┌─ Records for the task

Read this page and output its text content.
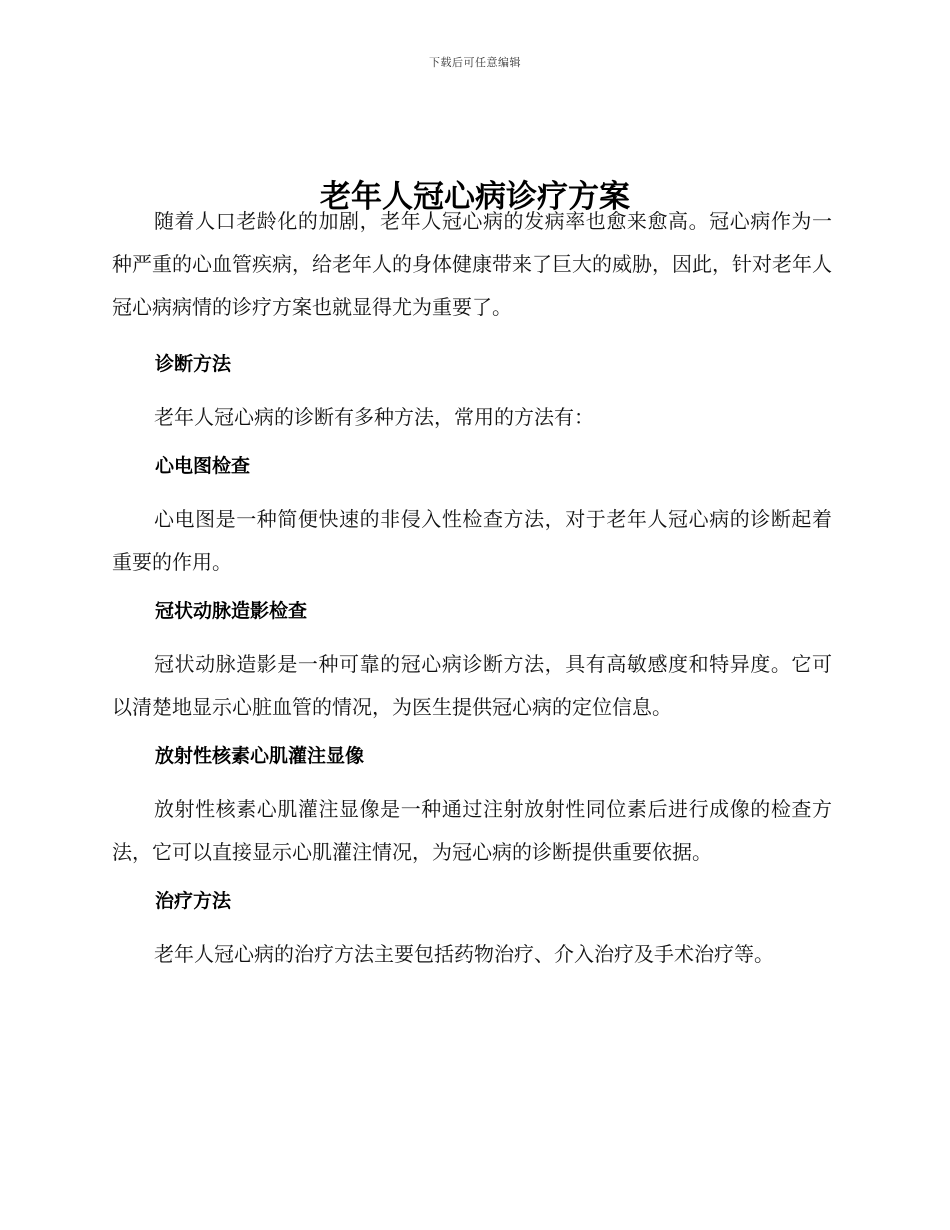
下载后可任意编辑
老年人冠心病诊疗方案

随着人口老龄化的加剧，老年人冠心病的发病率也愈来愈高。冠心病作为一种严重的心血管疾病，给老年人的身体健康带来了巨大的威胁，因此，针对老年人冠心病病情的诊疗方案也就显得尤为重要了。

诊断方法

老年人冠心病的诊断有多种方法，常用的方法有：

心电图检查

心电图是一种简便快速的非侵入性检查方法，对于老年人冠心病的诊断起着重要的作用。

冠状动脉造影检查

冠状动脉造影是一种可靠的冠心病诊断方法，具有高敏感度和特异度。它可以清楚地显示心脏血管的情况，为医生提供冠心病的定位信息。

放射性核素心肌灌注显像

放射性核素心肌灌注显像是一种通过注射放射性同位素后进行成像的检查方法，它可以直接显示心肌灌注情况，为冠心病的诊断提供重要依据。

治疗方法

老年人冠心病的治疗方法主要包括药物治疗、介入治疗及手术治疗等。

└─

-- Task brief --
Give every line back word for word and leave the pictures out.

-- Exercise result --
Read this page and output its text content.
下载后可任意编辑
老年人冠心病诊疗方案

随着人口老龄化的加剧，老年人冠心病的发病率也愈来愈高。冠心病作为一种严重的心血管疾病，给老年人的身体健康带来了巨大的威胁，因此，针对老年人冠心病病情的诊疗方案也就显得尤为重要了。

诊断方法

老年人冠心病的诊断有多种方法，常用的方法有：

心电图检查

心电图是一种简便快速的非侵入性检查方法，对于老年人冠心病的诊断起着重要的作用。

冠状动脉造影检查

冠状动脉造影是一种可靠的冠心病诊断方法，具有高敏感度和特异度。它可以清楚地显示心脏血管的情况，为医生提供冠心病的定位信息。

放射性核素心肌灌注显像

放射性核素心肌灌注显像是一种通过注射放射性同位素后进行成像的检查方法，它可以直接显示心肌灌注情况，为冠心病的诊断提供重要依据。

治疗方法

老年人冠心病的治疗方法主要包括药物治疗、介入治疗及手术治疗等。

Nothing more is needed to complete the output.